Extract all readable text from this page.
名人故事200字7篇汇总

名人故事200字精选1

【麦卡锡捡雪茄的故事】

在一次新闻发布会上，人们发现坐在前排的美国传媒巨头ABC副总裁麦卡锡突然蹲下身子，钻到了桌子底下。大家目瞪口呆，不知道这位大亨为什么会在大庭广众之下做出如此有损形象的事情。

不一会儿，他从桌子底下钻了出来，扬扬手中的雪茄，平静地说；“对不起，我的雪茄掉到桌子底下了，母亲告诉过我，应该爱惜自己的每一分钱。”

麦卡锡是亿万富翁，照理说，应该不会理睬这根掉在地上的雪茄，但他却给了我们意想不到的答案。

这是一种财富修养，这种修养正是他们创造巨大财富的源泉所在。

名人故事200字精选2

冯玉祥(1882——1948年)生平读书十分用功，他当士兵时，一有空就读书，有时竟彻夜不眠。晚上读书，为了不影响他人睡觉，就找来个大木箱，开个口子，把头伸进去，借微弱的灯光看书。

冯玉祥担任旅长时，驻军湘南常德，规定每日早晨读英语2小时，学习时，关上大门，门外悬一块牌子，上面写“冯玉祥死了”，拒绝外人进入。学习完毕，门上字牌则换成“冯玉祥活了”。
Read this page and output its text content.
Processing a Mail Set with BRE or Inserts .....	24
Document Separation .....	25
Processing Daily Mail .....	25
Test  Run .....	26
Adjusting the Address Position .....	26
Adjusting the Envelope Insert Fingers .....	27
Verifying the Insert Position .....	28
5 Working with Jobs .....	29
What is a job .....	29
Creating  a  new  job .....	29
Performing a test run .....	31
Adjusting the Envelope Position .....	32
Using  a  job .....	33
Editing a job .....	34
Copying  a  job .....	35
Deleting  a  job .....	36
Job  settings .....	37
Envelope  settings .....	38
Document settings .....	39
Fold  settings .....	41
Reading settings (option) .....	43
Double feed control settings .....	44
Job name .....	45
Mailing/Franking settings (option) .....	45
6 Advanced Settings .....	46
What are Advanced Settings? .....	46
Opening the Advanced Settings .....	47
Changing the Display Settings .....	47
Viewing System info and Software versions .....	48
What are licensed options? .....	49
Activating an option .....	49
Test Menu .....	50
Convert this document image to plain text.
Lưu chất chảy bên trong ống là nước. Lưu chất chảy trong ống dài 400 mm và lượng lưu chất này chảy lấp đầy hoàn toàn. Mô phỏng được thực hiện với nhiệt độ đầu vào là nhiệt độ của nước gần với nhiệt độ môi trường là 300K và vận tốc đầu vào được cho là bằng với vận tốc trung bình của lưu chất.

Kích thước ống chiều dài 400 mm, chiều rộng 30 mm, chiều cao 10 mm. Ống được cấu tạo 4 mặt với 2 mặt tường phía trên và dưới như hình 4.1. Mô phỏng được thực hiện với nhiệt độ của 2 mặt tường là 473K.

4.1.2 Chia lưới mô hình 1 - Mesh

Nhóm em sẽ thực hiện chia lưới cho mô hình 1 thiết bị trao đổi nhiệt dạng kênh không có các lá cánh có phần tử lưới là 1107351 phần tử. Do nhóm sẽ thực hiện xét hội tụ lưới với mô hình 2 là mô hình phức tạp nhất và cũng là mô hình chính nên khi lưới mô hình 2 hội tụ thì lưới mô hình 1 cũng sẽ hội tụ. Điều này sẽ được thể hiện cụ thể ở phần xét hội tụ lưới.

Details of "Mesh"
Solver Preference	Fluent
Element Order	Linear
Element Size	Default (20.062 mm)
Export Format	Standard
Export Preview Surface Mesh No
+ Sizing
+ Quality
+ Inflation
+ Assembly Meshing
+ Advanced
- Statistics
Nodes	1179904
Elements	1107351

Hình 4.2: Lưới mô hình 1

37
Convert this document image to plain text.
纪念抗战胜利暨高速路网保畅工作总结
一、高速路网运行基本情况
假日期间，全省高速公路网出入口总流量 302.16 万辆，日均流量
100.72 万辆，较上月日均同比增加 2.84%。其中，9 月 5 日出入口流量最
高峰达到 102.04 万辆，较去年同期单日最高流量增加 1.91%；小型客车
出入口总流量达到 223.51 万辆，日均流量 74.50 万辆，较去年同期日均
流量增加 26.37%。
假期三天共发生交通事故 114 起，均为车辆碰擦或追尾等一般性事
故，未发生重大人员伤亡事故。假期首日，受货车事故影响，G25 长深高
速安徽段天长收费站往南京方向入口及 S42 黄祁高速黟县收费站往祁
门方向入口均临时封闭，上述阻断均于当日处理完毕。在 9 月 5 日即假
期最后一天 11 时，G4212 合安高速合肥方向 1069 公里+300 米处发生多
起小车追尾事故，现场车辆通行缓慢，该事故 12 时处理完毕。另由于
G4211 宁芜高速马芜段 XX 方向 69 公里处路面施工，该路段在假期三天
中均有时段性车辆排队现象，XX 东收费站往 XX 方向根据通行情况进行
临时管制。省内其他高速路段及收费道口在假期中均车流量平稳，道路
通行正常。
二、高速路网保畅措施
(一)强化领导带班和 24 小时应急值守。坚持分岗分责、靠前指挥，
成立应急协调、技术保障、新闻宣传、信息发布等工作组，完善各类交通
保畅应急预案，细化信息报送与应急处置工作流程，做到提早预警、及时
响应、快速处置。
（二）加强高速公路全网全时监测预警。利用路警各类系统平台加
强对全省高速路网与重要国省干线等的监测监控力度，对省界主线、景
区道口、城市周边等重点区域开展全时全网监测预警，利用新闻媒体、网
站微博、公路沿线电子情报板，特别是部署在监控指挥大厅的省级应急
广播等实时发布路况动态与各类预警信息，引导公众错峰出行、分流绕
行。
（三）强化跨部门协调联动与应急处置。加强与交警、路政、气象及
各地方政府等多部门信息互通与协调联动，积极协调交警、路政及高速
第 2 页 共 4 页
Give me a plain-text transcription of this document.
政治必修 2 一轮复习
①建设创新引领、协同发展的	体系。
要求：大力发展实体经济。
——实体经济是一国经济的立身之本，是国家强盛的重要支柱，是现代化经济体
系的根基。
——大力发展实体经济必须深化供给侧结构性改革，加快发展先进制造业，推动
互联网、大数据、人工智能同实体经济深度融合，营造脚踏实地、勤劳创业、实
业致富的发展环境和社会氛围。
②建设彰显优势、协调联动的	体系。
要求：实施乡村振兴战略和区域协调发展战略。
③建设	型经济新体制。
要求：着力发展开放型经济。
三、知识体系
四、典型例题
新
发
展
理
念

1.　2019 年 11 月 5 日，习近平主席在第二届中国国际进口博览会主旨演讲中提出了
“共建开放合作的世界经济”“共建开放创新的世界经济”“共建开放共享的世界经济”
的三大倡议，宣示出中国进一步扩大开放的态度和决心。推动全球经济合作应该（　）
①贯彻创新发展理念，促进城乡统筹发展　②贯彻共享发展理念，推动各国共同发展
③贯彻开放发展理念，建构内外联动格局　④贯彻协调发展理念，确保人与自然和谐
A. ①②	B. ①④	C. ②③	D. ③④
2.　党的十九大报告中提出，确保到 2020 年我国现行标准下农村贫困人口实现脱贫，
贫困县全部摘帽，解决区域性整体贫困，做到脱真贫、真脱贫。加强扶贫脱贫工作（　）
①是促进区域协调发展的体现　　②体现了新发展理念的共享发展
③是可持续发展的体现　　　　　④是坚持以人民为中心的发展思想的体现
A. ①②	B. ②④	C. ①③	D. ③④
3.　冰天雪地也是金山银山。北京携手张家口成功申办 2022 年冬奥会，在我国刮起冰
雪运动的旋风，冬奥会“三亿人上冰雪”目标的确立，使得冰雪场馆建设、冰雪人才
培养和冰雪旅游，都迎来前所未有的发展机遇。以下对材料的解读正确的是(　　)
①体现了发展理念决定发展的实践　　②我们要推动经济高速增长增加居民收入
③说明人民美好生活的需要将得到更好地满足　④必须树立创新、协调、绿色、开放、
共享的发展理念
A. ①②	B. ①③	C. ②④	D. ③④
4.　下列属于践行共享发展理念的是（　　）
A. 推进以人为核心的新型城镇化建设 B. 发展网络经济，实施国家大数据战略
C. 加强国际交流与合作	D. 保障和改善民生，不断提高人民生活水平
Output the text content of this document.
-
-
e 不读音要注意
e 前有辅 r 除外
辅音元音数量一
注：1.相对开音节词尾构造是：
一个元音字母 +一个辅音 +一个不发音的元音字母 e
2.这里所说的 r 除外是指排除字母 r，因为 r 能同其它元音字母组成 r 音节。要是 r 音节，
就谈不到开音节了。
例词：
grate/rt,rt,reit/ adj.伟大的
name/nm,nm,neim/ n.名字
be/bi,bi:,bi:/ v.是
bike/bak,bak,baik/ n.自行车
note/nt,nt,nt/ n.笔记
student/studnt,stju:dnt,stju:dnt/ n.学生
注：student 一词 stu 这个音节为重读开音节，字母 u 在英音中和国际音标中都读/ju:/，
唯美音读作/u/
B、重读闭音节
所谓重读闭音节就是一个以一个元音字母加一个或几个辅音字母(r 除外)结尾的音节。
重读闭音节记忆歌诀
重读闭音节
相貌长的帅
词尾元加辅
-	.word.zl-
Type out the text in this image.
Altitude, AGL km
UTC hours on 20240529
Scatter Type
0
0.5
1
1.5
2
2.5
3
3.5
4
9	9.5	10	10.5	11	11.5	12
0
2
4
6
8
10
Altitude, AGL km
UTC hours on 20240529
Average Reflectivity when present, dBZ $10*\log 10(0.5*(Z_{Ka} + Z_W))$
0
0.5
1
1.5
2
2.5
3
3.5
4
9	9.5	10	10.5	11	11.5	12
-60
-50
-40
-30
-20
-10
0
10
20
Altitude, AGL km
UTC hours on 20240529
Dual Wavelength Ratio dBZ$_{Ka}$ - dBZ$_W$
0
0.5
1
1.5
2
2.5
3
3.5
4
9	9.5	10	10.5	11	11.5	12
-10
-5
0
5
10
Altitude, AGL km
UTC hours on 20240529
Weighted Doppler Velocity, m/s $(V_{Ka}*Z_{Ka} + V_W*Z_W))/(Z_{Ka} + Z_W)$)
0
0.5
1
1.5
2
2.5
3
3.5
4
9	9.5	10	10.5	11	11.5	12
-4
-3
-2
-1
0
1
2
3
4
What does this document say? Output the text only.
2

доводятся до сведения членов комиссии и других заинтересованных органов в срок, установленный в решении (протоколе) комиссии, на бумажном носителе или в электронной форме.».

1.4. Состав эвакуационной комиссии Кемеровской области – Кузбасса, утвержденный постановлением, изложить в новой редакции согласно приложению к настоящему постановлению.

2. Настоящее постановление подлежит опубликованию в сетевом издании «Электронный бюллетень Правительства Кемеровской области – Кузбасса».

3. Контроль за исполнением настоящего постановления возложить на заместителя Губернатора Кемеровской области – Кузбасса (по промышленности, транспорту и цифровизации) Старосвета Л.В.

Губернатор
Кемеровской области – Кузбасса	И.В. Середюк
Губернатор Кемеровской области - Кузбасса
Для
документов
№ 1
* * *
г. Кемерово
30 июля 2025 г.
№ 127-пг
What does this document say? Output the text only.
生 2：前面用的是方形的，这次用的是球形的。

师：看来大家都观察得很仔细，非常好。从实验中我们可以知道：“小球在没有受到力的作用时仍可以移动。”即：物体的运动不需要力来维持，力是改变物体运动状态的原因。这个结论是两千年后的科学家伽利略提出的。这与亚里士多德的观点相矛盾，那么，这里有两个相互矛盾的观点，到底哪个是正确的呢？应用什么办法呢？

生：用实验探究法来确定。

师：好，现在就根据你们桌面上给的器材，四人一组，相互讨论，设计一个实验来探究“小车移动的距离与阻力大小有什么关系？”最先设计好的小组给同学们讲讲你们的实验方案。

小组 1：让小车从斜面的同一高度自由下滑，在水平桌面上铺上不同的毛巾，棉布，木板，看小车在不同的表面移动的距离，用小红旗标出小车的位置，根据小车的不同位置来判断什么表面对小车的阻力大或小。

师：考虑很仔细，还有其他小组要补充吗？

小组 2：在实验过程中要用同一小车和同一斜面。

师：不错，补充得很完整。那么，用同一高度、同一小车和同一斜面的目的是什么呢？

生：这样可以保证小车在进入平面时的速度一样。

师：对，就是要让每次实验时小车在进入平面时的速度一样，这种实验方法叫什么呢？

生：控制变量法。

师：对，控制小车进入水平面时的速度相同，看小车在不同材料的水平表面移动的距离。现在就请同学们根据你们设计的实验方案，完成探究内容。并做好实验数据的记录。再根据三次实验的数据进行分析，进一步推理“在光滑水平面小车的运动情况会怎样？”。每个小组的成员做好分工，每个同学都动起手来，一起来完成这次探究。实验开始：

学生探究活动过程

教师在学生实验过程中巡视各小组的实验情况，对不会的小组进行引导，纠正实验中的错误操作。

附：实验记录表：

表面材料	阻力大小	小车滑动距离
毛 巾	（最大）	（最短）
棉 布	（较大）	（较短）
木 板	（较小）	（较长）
=======
# [Written request]
Exactly how many lines of the listing above contain the string "Position"? Give no more than the number.

# [Solution]
3